+++ Material for this task +++

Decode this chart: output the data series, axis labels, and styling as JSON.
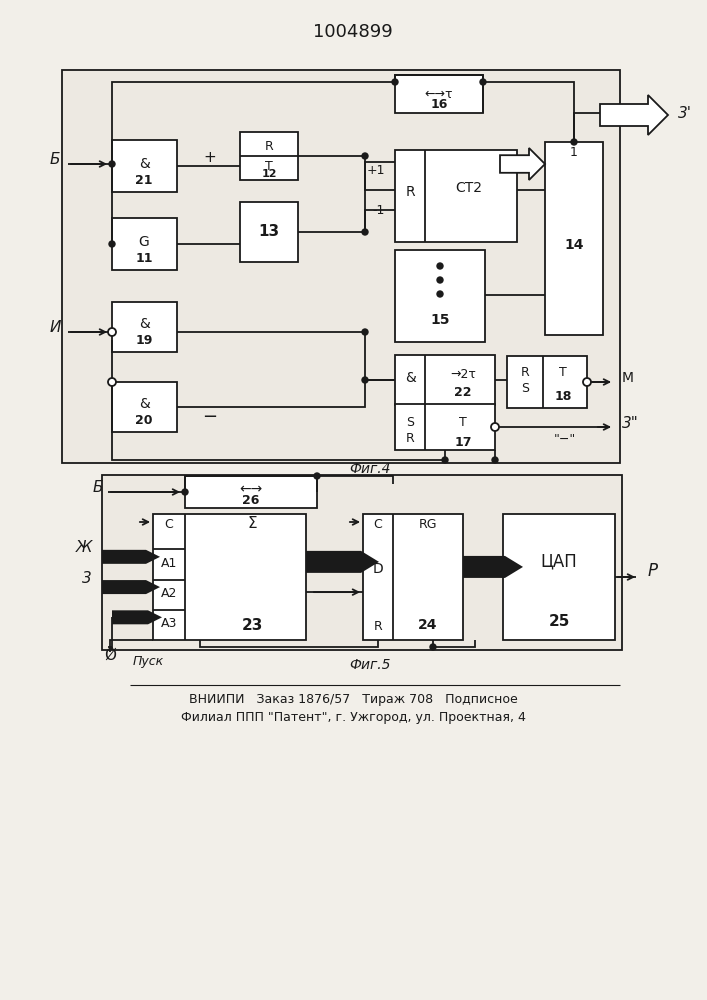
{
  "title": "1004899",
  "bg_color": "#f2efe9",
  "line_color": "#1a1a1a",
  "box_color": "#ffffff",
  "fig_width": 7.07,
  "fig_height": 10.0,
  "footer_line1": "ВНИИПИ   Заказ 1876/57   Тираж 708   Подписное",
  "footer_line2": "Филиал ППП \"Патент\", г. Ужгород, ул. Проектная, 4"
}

+++

Write out the records above exactly as they appear, leaving out any pictures.

Decode this chart: output the data series, axis labels, and styling as JSON.
{
  "title": "1004899",
  "bg_color": "#f2efe9",
  "line_color": "#1a1a1a",
  "box_color": "#ffffff",
  "fig_width": 7.07,
  "fig_height": 10.0,
  "footer_line1": "ВНИИПИ   Заказ 1876/57   Тираж 708   Подписное",
  "footer_line2": "Филиал ППП \"Патент\", г. Ужгород, ул. Проектная, 4"
}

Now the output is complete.